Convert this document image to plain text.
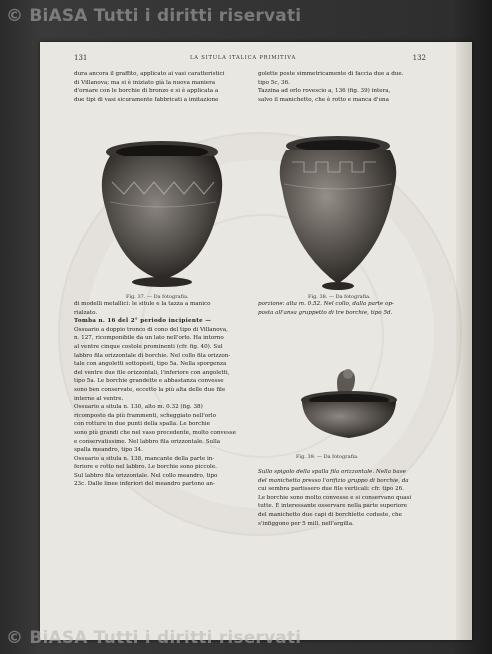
© BiASA Tutti i diritti riservati
131	LA SITULA ITALICA PRIMITIVA	132
dura ancora il graffito, applicato ai vasi caratteristici
di Villanova; ma si è iniziato già la nuova maniera
d'ornare con le borchie di bronzo e si è applicata a
due tipi di vasi sicuramente fabbricati a imitazione
golette poste simmetricamente di faccia due a due.
tipo 5c, 36.
Tazzina ad orlo rovescio a, 136 (fig. 39) intera,
salvo il manichetto, che è rotto e manca d'una
Fig. 37. — Da fotografia.	Fig. 38. — Da fotografia.
di modelli metallici: le situle e la tazza a manico
rialzato.
Tomba n. 16 del 2° periodo incipiente —
Ossuario a doppio tronco di cono del tipo di Villanova,
n. 127, ricomponibile da un lato nell'orlo. Ha intorno
al ventre cinque costole prominenti (cfr. fig. 40). Sul
labbro fila orizzontale di borchie. Nel collo fila orizzon-
tale con angoletti sottoposti, tipo 5a. Nella sporgenza
del ventre due file orizzontali, l'inferiore con angoletti,
tipo 5a. Le borchie grandette e abbastanza convesse
sono ben conservate, eccetto la più alta delle due file
interne al ventre.
Ossuario a situla n. 130, alto m. 0.32 (fig. 38)
ricomposto da più frammenti, scheggiato nell'orlo
con rotture in due punti della spalla. Le borchie
sono più grandi che nel vaso precedente, molto convesse
e conservatissime. Nel labbro fila orizzontale. Sulla
spalla meandro, tipo 34.
Ossuario a situla n. 138, mancante della parte in-
feriore e rotto nel labbro. Le borchie sono piccole.
Sul labbro fila orizzontale. Nel collo meandro, tipo
23c. Dalle linee inferiori del meandro partono an-
porzione: alta m. 0.52. Nel collo, dalla parte op-
posta all'ansa gruppetto di tre borchie, tipo 5d.
Fig. 39. — Da fotografia.
Sullo spigolo della spalla fila orizzontale. Nella base
del manichetto presso l'orifizio gruppo di borchie, da
cui sembra partissero due file verticali: cfr. tipo 26.
Le borchie sono molto convesse e si conservano quasi
tutte. È interessante osservare nella parte superiore
del manichetto due capi di borchiette coduste, che
s'infiggono per 5 mill. nell'argilla.
© BiASA Tutti i diritti riservati
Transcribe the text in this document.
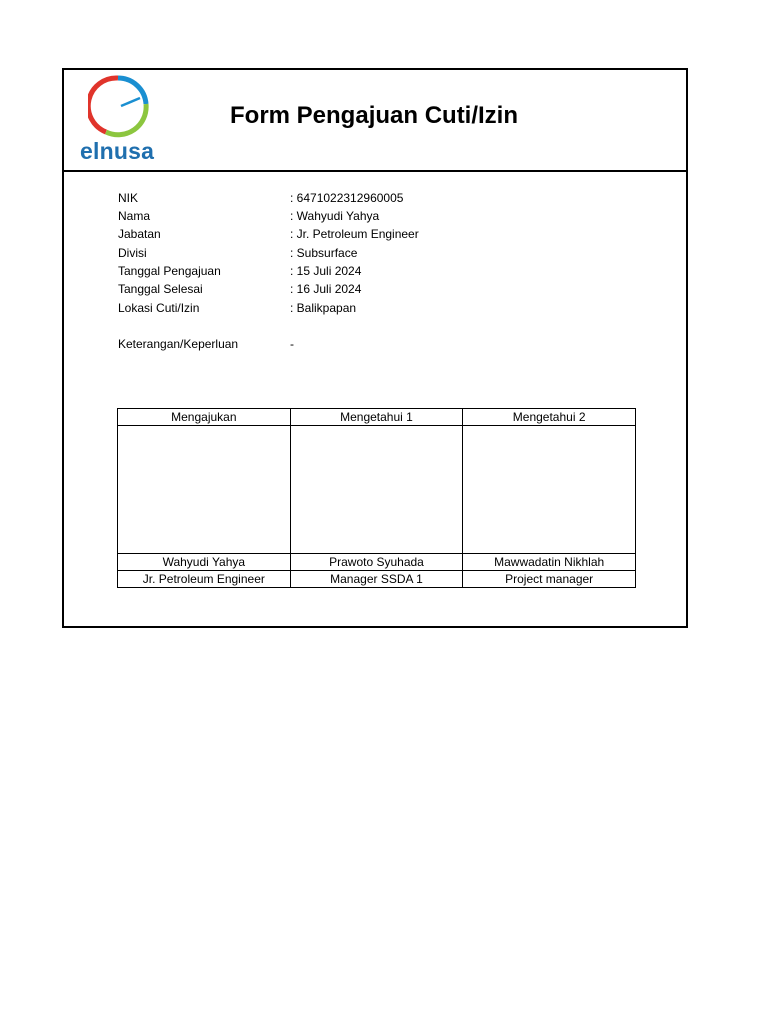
elnusa
Form Pengajuan Cuti/Izin
NIK	: 6471022312960005
Nama	: Wahyudi Yahya
Jabatan	: Jr. Petroleum Engineer
Divisi	: Subsurface
Tanggal Pengajuan	: 15 Juli 2024
Tanggal Selesai	: 16 Juli 2024
Lokasi Cuti/Izin	: Balikpapan
Keterangan/Keperluan	-
Mengajukan	Mengetahui 1	Mengetahui 2

Wahyudi Yahya	Prawoto Syuhada	Mawwadatin Nikhlah
Jr. Petroleum Engineer	Manager SSDA 1	Project manager
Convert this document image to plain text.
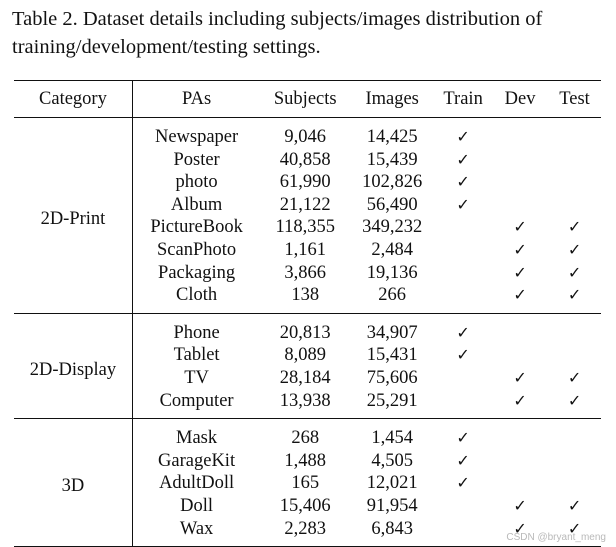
Table 2. Dataset details including subjects/images distribution of training/development/testing settings.
Category	PAs	Subjects	Images	Train	Dev	Test
2D-Print	Newspaper	9,046	14,425	✓		
	Poster	40,858	15,439	✓		
	photo	61,990	102,826	✓		
	Album	21,122	56,490	✓		
	PictureBook	118,355	349,232		✓	✓
	ScanPhoto	1,161	2,484		✓	✓
	Packaging	3,866	19,136		✓	✓
	Cloth	138	266		✓	✓
2D-Display	Phone	20,813	34,907	✓		
	Tablet	8,089	15,431	✓		
	TV	28,184	75,606		✓	✓
	Computer	13,938	25,291		✓	✓
3D	Mask	268	1,454	✓		
	GarageKit	1,488	4,505	✓		
	AdultDoll	165	12,021	✓		
	Doll	15,406	91,954		✓	✓
	Wax	2,283	6,843		✓	✓
CSDN @bryant_meng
•••
[Task] Search the records for the string "Izin" and return every line in which it occurs.

[Result]
Form Pengajuan Cuti/Izin
Lokasi Cuti/Izin	: Balikpapan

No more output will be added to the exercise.